■ **Aim**: Your task is to repeat the entries exactly. Leave the pictures out.

■ **Information shown**:
○ ○ ○ ○ ○ ○ ○

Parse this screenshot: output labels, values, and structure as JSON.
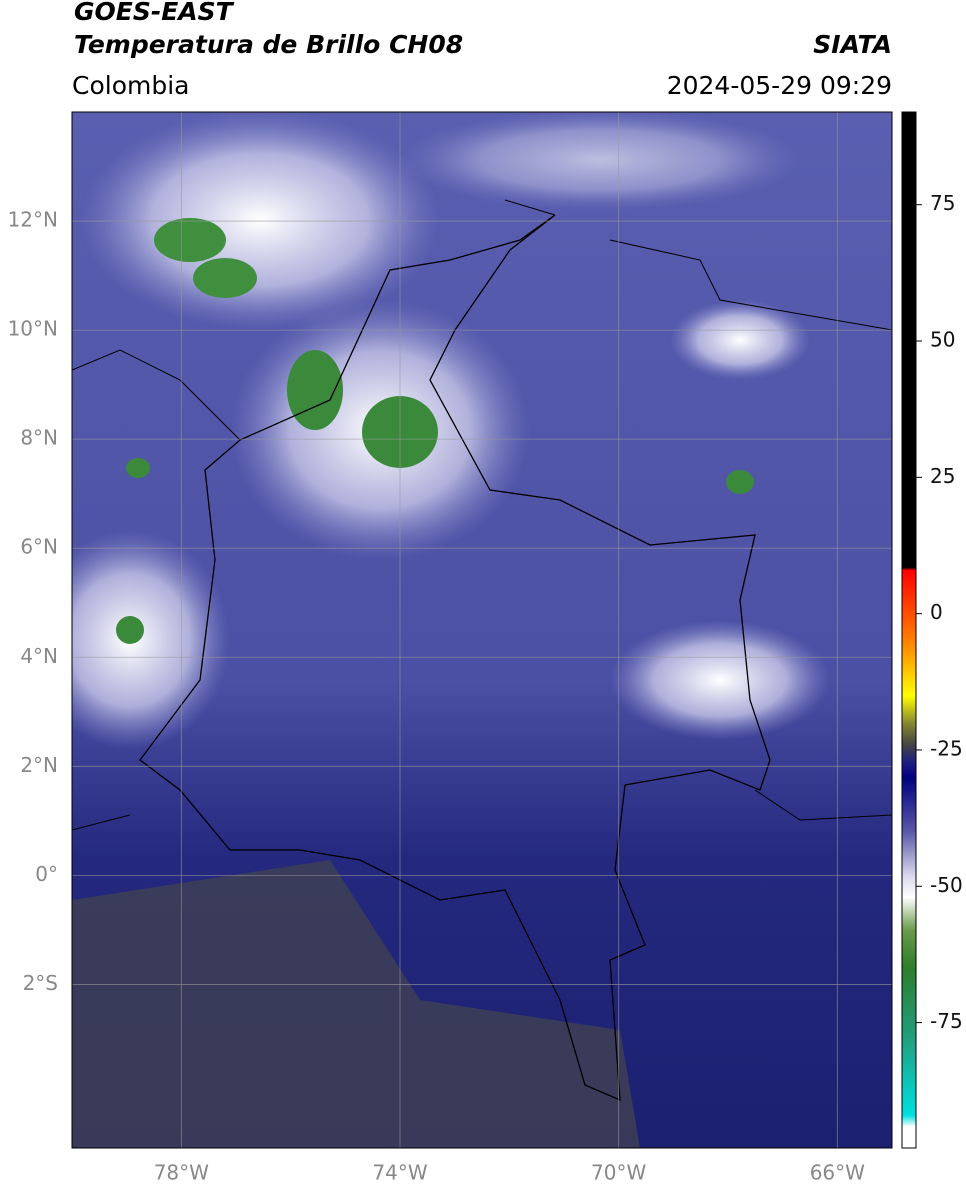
{
  "header": {
    "satellite": "GOES-EAST",
    "product": "Temperatura de Brillo CH08",
    "agency": "SIATA",
    "region": "Colombia",
    "datetime": "2024-05-29 09:29"
  },
  "map": {
    "lonlim": [
      -80,
      -65
    ],
    "latlim": [
      -5,
      14
    ],
    "grid": true,
    "xticks": [
      {
        "value": -78,
        "label": "78°W"
      },
      {
        "value": -74,
        "label": "74°W"
      },
      {
        "value": -70,
        "label": "70°W"
      },
      {
        "value": -66,
        "label": "66°W"
      }
    ],
    "yticks": [
      {
        "value": 12,
        "label": "12°N"
      },
      {
        "value": 10,
        "label": "10°N"
      },
      {
        "value": 8,
        "label": "8°N"
      },
      {
        "value": 6,
        "label": "6°N"
      },
      {
        "value": 4,
        "label": "4°N"
      },
      {
        "value": 2,
        "label": "2°N"
      },
      {
        "value": 0,
        "label": "0°"
      },
      {
        "value": -2,
        "label": "2°S"
      }
    ]
  },
  "colorbar": {
    "lim": [
      -98,
      92
    ],
    "ticks": [
      75,
      50,
      25,
      0,
      -25,
      -50,
      -75
    ],
    "stops": [
      {
        "value": 92,
        "color": "#000000"
      },
      {
        "value": 8.5,
        "color": "#000000"
      },
      {
        "value": 8,
        "color": "#ff0000"
      },
      {
        "value": -5,
        "color": "#ff8000"
      },
      {
        "value": -15,
        "color": "#ffff00"
      },
      {
        "value": -20,
        "color": "#888830"
      },
      {
        "value": -24,
        "color": "#444444"
      },
      {
        "value": -27,
        "color": "#202080"
      },
      {
        "value": -30,
        "color": "#000080"
      },
      {
        "value": -40,
        "color": "#5a5aa8"
      },
      {
        "value": -48,
        "color": "#d8d8ec"
      },
      {
        "value": -52,
        "color": "#ffffff"
      },
      {
        "value": -58,
        "color": "#6a9a4a"
      },
      {
        "value": -65,
        "color": "#2e7d2e"
      },
      {
        "value": -78,
        "color": "#20a080"
      },
      {
        "value": -92,
        "color": "#00e0e0"
      },
      {
        "value": -94,
        "color": "#ffffff"
      },
      {
        "value": -98,
        "color": "#ffffff"
      }
    ]
  }
}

○ ○ ○ ○ ○ ○ ○

■ **Worked answer**:
Parse this screenshot: output labels, values, and structure as JSON.
{
  "header": {
    "satellite": "GOES-EAST",
    "product": "Temperatura de Brillo CH08",
    "agency": "SIATA",
    "region": "Colombia",
    "datetime": "2024-05-29 09:29"
  },
  "map": {
    "lonlim": [
      -80,
      -65
    ],
    "latlim": [
      -5,
      14
    ],
    "grid": true,
    "xticks": [
      {
        "value": -78,
        "label": "78°W"
      },
      {
        "value": -74,
        "label": "74°W"
      },
      {
        "value": -70,
        "label": "70°W"
      },
      {
        "value": -66,
        "label": "66°W"
      }
    ],
    "yticks": [
      {
        "value": 12,
        "label": "12°N"
      },
      {
        "value": 10,
        "label": "10°N"
      },
      {
        "value": 8,
        "label": "8°N"
      },
      {
        "value": 6,
        "label": "6°N"
      },
      {
        "value": 4,
        "label": "4°N"
      },
      {
        "value": 2,
        "label": "2°N"
      },
      {
        "value": 0,
        "label": "0°"
      },
      {
        "value": -2,
        "label": "2°S"
      }
    ]
  },
  "colorbar": {
    "lim": [
      -98,
      92
    ],
    "ticks": [
      75,
      50,
      25,
      0,
      -25,
      -50,
      -75
    ],
    "stops": [
      {
        "value": 92,
        "color": "#000000"
      },
      {
        "value": 8.5,
        "color": "#000000"
      },
      {
        "value": 8,
        "color": "#ff0000"
      },
      {
        "value": -5,
        "color": "#ff8000"
      },
      {
        "value": -15,
        "color": "#ffff00"
      },
      {
        "value": -20,
        "color": "#888830"
      },
      {
        "value": -24,
        "color": "#444444"
      },
      {
        "value": -27,
        "color": "#202080"
      },
      {
        "value": -30,
        "color": "#000080"
      },
      {
        "value": -40,
        "color": "#5a5aa8"
      },
      {
        "value": -48,
        "color": "#d8d8ec"
      },
      {
        "value": -52,
        "color": "#ffffff"
      },
      {
        "value": -58,
        "color": "#6a9a4a"
      },
      {
        "value": -65,
        "color": "#2e7d2e"
      },
      {
        "value": -78,
        "color": "#20a080"
      },
      {
        "value": -92,
        "color": "#00e0e0"
      },
      {
        "value": -94,
        "color": "#ffffff"
      },
      {
        "value": -98,
        "color": "#ffffff"
      }
    ]
  }
}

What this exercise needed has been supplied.